EXERCISE OBJECTIVE — Determine the number of lines that have the string "this" in them, and give only that number.

THE INPUT —

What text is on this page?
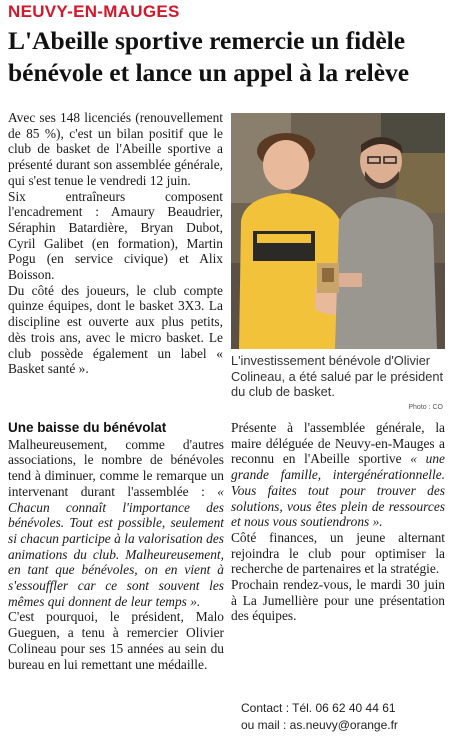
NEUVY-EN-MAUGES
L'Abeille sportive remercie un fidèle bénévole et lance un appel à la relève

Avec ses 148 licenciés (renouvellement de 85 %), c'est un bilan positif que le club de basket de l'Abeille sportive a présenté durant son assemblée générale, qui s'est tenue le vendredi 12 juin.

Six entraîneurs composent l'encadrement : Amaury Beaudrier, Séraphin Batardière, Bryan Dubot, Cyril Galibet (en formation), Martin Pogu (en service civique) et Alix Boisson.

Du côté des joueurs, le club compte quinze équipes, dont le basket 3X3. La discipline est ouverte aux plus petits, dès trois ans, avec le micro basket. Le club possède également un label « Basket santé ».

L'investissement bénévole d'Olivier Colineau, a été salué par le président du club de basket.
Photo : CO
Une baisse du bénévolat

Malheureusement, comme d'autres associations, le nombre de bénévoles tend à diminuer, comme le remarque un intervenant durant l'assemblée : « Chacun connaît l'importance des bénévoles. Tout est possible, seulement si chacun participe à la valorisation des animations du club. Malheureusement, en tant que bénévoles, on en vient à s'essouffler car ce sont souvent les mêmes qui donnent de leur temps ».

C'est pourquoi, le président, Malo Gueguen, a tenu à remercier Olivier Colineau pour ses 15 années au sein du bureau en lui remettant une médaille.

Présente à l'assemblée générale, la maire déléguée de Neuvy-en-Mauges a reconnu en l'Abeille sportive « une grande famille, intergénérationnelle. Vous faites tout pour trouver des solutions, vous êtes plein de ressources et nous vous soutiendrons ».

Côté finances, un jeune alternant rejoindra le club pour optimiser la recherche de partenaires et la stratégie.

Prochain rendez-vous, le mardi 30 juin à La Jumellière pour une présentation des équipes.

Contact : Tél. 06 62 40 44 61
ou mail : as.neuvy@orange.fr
...
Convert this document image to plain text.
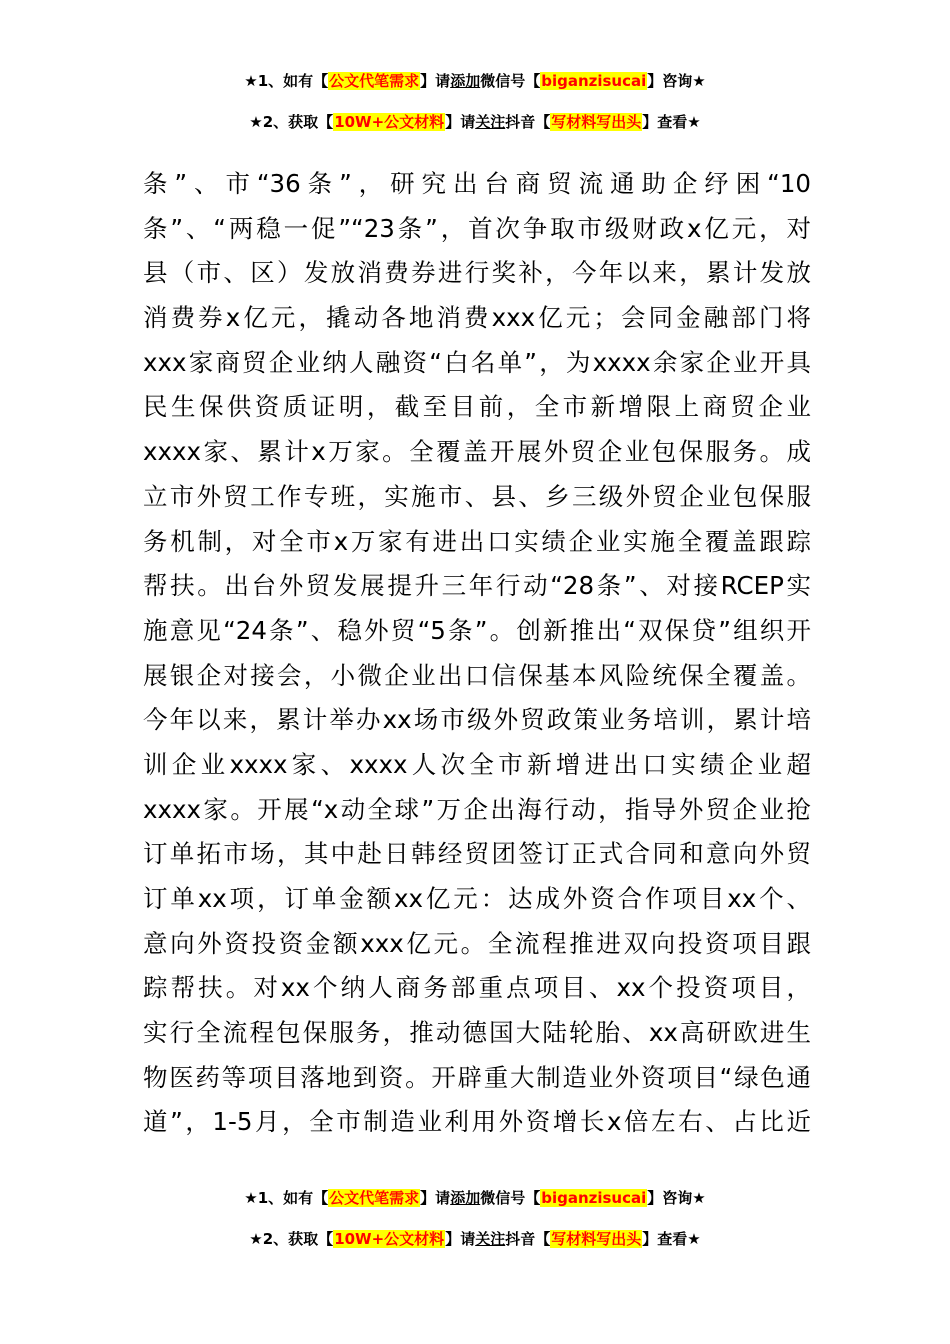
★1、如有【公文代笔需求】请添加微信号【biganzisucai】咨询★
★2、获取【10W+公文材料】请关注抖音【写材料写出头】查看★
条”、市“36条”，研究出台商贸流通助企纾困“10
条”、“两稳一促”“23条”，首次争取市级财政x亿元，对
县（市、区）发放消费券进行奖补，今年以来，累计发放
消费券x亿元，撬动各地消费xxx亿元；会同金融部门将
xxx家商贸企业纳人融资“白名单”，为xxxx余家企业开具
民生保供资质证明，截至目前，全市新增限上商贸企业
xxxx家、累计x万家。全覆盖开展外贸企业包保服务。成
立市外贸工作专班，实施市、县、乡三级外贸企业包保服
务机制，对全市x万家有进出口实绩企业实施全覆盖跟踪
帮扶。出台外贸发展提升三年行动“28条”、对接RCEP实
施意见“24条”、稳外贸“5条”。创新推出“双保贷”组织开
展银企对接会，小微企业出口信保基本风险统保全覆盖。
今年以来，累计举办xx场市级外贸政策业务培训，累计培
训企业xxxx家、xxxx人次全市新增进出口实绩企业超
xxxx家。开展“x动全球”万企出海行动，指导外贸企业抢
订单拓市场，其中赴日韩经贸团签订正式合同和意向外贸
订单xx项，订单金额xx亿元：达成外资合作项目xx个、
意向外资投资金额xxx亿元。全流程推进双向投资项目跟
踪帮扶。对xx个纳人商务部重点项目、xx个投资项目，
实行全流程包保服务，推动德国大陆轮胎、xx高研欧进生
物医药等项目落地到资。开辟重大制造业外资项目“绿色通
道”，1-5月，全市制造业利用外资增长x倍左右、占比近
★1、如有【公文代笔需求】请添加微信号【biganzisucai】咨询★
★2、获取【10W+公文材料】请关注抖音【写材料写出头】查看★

RESULT — 2